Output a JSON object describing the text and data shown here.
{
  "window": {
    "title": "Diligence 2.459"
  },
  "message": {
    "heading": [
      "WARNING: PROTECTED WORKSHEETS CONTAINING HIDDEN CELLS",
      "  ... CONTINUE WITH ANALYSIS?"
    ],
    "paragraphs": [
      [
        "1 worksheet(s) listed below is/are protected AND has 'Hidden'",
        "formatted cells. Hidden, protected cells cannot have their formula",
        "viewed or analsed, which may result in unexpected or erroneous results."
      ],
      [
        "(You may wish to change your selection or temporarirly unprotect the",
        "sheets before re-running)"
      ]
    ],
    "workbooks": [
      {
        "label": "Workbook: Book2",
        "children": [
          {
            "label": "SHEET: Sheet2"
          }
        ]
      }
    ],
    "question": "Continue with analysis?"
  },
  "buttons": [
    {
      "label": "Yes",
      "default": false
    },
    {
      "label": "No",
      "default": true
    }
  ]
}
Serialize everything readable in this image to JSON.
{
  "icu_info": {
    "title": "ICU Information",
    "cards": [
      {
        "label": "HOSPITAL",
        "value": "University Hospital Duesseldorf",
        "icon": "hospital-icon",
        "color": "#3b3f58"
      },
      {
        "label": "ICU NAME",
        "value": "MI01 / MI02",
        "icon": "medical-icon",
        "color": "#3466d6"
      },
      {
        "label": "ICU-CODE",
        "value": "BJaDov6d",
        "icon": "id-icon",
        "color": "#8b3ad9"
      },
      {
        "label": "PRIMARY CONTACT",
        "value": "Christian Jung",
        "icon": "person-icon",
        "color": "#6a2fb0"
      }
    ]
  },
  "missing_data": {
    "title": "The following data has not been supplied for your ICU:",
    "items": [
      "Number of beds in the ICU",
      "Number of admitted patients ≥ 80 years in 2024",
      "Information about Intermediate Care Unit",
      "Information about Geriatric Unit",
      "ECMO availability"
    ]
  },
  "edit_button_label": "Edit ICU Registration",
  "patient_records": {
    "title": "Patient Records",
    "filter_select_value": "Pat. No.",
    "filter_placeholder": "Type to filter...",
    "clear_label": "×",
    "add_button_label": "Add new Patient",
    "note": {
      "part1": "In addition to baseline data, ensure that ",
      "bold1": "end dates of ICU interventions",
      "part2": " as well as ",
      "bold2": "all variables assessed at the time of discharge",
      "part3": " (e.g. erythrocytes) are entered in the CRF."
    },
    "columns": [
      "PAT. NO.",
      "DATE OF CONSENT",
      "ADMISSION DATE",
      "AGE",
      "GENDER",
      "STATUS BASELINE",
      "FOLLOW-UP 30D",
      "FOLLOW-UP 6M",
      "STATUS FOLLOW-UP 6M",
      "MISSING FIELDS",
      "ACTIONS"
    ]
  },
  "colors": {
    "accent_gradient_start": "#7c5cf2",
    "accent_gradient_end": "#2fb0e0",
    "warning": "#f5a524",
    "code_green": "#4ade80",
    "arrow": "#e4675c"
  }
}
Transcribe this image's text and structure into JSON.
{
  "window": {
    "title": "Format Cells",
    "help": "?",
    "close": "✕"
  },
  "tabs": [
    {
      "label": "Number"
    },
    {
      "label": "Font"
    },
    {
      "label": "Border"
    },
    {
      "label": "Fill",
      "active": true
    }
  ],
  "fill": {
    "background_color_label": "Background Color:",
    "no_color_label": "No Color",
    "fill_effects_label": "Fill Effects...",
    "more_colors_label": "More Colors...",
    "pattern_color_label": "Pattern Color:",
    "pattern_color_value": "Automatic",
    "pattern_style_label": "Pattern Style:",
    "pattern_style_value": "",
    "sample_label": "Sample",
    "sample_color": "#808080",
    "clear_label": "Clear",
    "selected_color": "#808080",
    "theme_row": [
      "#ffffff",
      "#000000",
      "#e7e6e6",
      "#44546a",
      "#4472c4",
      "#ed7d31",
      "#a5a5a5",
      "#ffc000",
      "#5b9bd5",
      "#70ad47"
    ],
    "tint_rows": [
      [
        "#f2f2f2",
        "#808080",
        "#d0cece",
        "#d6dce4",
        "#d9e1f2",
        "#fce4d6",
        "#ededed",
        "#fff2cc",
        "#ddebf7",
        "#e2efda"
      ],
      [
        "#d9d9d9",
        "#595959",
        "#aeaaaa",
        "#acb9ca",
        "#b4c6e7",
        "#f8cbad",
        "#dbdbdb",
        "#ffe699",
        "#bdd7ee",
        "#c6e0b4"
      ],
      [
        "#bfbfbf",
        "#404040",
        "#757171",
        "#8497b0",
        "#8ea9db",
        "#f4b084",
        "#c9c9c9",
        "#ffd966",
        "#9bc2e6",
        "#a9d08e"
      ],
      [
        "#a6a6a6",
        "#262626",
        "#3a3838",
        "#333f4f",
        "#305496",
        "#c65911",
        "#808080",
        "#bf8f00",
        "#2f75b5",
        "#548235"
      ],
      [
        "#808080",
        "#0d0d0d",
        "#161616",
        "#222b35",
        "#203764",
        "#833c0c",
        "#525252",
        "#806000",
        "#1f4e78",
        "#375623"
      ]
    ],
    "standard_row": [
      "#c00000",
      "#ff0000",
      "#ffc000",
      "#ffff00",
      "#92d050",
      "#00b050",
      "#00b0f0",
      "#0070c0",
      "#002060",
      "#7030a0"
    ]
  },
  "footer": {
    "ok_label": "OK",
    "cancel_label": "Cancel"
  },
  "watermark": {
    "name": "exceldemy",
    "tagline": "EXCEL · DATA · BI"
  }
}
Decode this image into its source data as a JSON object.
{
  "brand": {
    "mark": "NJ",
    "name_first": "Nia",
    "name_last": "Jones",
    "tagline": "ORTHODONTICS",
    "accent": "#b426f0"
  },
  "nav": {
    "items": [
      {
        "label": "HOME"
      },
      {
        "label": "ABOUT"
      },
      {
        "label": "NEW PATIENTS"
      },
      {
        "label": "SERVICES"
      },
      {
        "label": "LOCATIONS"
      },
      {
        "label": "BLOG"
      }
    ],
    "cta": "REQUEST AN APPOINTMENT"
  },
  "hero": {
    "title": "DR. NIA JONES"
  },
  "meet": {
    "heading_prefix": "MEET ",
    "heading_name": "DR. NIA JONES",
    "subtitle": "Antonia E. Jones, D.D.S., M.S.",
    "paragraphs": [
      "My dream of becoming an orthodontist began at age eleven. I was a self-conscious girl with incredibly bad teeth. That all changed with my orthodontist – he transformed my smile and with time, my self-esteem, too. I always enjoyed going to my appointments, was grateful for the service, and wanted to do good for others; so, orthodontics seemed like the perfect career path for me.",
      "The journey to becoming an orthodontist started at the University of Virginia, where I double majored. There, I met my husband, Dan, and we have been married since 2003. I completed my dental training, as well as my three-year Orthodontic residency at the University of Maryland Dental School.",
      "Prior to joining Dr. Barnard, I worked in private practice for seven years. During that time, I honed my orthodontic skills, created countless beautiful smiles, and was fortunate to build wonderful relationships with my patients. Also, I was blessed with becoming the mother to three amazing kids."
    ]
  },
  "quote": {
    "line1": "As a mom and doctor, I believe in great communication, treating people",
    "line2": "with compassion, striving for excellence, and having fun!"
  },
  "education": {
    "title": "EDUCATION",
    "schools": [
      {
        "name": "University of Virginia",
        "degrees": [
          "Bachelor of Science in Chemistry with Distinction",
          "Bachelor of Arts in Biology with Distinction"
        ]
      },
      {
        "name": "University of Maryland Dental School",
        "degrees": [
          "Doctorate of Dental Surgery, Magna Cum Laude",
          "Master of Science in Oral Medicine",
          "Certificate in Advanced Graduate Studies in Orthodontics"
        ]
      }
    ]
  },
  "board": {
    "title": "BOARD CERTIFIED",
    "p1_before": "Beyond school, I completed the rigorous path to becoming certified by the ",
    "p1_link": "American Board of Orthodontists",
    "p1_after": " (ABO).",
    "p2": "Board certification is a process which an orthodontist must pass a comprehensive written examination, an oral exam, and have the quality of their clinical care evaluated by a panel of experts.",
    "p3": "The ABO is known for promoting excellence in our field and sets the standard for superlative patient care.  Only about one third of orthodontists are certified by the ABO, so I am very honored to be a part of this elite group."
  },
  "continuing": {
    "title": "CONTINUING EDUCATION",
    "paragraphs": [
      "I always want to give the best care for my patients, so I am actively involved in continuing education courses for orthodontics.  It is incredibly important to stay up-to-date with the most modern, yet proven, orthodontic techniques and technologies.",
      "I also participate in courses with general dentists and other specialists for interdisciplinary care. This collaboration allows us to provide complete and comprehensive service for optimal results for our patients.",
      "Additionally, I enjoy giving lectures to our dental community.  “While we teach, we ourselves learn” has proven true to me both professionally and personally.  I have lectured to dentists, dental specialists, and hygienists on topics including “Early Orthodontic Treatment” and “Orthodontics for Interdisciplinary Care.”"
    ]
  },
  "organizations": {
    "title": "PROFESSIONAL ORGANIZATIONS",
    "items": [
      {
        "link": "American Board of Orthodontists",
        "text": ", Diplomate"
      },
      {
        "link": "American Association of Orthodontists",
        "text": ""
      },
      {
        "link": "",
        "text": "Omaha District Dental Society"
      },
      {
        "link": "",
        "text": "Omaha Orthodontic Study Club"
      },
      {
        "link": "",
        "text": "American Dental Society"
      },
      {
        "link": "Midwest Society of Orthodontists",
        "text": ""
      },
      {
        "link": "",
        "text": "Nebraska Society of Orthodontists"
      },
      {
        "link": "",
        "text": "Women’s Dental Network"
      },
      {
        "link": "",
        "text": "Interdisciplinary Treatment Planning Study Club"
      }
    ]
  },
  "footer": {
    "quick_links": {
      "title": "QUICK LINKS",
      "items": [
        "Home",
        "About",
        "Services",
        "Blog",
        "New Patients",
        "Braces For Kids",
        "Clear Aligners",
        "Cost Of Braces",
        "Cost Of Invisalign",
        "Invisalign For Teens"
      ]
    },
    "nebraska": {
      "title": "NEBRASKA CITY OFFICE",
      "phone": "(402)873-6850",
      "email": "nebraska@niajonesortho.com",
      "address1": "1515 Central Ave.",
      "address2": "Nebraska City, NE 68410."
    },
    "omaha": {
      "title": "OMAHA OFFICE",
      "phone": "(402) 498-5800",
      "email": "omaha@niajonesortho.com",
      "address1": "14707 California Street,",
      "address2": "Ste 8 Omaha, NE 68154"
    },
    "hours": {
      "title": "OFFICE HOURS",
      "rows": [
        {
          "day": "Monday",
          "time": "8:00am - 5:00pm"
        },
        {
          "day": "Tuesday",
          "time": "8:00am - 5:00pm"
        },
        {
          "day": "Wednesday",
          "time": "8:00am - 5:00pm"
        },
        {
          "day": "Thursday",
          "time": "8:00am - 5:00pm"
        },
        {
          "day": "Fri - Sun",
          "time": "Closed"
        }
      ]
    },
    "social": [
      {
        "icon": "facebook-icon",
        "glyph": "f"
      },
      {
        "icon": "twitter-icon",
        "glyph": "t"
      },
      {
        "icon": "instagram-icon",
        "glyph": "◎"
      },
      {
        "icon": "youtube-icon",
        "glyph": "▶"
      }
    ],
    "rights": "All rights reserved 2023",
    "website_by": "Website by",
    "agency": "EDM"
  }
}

=-=-=-=-=

Take every line above where "American" appears and copy it.

Reply to the exercise:
    "p1_link": "American Board of Orthodontists",
        "link": "American Board of Orthodontists",
        "link": "American Association of Orthodontists",
        "text": "American Dental Society"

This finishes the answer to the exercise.